◆ Task to complete:
Count every line where "width" shows up, and give that number only.

Data entries:
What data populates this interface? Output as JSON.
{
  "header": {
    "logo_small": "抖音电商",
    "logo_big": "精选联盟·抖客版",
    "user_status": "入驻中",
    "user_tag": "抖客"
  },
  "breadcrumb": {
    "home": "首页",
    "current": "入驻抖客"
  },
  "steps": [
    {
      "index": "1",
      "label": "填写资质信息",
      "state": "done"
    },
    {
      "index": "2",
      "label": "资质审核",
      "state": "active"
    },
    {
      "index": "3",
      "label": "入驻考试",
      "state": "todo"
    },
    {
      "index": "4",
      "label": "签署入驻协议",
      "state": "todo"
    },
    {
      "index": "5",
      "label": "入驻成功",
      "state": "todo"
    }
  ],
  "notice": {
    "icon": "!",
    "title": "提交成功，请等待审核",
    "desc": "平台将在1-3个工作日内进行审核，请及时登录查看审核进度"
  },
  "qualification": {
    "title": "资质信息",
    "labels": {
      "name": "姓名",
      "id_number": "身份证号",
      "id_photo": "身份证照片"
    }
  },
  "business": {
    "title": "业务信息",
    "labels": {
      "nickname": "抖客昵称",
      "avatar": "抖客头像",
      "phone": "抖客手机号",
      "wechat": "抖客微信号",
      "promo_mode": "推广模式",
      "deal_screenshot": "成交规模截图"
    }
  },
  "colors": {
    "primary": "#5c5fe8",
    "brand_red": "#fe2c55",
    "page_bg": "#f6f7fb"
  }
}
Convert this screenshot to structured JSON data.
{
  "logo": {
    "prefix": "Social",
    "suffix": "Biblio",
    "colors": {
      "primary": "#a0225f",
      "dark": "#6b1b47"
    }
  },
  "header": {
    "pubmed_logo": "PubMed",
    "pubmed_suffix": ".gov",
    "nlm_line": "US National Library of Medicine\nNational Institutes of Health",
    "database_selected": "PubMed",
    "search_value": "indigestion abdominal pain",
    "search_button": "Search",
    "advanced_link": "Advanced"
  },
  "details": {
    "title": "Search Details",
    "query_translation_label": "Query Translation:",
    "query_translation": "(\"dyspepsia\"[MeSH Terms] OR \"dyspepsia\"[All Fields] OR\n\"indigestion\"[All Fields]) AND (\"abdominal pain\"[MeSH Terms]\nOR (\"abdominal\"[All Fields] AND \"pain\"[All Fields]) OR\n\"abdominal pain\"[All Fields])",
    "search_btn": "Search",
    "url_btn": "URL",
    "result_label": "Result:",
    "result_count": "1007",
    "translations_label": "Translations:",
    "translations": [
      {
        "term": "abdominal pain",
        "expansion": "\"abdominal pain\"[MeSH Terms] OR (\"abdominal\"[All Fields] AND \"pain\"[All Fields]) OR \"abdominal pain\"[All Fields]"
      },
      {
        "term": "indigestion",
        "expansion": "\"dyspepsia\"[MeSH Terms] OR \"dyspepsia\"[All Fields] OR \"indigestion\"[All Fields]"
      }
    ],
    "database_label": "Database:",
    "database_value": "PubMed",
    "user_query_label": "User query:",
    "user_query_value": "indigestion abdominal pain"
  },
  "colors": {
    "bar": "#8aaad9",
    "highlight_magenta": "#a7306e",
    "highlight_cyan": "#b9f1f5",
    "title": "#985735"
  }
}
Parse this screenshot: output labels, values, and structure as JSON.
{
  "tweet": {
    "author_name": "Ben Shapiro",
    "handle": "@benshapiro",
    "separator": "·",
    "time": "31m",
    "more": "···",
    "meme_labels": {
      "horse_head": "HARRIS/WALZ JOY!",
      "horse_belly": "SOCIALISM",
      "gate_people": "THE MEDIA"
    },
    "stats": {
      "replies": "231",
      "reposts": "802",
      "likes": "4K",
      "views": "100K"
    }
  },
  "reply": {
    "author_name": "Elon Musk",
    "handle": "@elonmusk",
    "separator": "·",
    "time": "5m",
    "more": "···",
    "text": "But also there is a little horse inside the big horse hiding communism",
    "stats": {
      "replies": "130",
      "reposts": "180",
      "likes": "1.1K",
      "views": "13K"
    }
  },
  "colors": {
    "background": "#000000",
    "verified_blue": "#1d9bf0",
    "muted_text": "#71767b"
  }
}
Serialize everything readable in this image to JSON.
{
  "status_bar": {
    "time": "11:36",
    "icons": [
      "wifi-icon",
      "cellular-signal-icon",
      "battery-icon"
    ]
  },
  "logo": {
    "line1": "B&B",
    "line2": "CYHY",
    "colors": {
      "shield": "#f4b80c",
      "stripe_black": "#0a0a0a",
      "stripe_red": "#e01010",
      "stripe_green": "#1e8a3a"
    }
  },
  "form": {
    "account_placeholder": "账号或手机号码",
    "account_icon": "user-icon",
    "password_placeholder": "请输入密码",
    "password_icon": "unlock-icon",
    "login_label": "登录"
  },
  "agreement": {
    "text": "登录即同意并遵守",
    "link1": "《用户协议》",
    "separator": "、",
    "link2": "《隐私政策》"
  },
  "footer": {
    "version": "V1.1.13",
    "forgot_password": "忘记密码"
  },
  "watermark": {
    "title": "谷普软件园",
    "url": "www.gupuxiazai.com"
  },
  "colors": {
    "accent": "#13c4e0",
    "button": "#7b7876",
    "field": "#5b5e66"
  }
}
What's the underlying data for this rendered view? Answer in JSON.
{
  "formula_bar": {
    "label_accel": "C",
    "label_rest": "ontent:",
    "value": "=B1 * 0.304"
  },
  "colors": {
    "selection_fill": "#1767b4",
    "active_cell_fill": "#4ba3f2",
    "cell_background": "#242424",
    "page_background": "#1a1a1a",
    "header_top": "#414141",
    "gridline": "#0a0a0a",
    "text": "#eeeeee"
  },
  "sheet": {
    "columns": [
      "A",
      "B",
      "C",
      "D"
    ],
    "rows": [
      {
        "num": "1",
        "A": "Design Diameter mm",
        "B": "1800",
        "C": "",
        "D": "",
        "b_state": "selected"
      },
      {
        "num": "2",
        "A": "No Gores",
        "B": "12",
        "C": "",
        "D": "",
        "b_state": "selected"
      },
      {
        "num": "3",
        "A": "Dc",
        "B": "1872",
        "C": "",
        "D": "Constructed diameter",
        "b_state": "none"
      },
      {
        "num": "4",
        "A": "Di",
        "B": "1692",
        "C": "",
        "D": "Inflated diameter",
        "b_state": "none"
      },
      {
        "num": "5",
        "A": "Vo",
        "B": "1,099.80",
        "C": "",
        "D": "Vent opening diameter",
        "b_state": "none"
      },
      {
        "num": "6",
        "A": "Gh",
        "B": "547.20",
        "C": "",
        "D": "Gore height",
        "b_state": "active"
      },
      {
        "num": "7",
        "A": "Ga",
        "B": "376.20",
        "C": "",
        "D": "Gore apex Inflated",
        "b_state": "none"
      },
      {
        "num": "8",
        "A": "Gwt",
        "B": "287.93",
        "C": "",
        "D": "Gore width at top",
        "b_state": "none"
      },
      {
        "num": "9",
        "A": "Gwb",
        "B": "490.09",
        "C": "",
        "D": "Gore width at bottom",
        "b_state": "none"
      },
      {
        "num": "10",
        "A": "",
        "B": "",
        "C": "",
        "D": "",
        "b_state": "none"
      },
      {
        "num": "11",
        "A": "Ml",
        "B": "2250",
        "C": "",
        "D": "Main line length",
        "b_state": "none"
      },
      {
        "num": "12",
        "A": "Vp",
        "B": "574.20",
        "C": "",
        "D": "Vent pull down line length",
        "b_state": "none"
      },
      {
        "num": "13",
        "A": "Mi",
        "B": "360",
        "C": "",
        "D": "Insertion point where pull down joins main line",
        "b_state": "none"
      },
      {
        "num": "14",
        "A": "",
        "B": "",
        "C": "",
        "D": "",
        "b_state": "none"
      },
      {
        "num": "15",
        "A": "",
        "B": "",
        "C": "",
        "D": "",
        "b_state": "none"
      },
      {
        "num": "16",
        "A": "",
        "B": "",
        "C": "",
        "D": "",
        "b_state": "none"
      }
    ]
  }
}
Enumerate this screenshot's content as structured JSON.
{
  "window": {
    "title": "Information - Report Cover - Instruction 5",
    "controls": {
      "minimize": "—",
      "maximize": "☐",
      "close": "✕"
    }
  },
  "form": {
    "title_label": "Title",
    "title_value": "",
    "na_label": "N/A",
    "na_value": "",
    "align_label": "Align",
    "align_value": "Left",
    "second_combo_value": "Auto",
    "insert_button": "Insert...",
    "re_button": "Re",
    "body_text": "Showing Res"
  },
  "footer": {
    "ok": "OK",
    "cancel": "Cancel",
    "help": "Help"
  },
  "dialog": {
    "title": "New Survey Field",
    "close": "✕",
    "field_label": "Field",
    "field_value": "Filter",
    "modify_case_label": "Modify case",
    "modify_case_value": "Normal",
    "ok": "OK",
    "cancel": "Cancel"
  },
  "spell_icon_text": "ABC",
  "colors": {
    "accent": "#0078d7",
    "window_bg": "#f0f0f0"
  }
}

◆ Solution to the problem:
2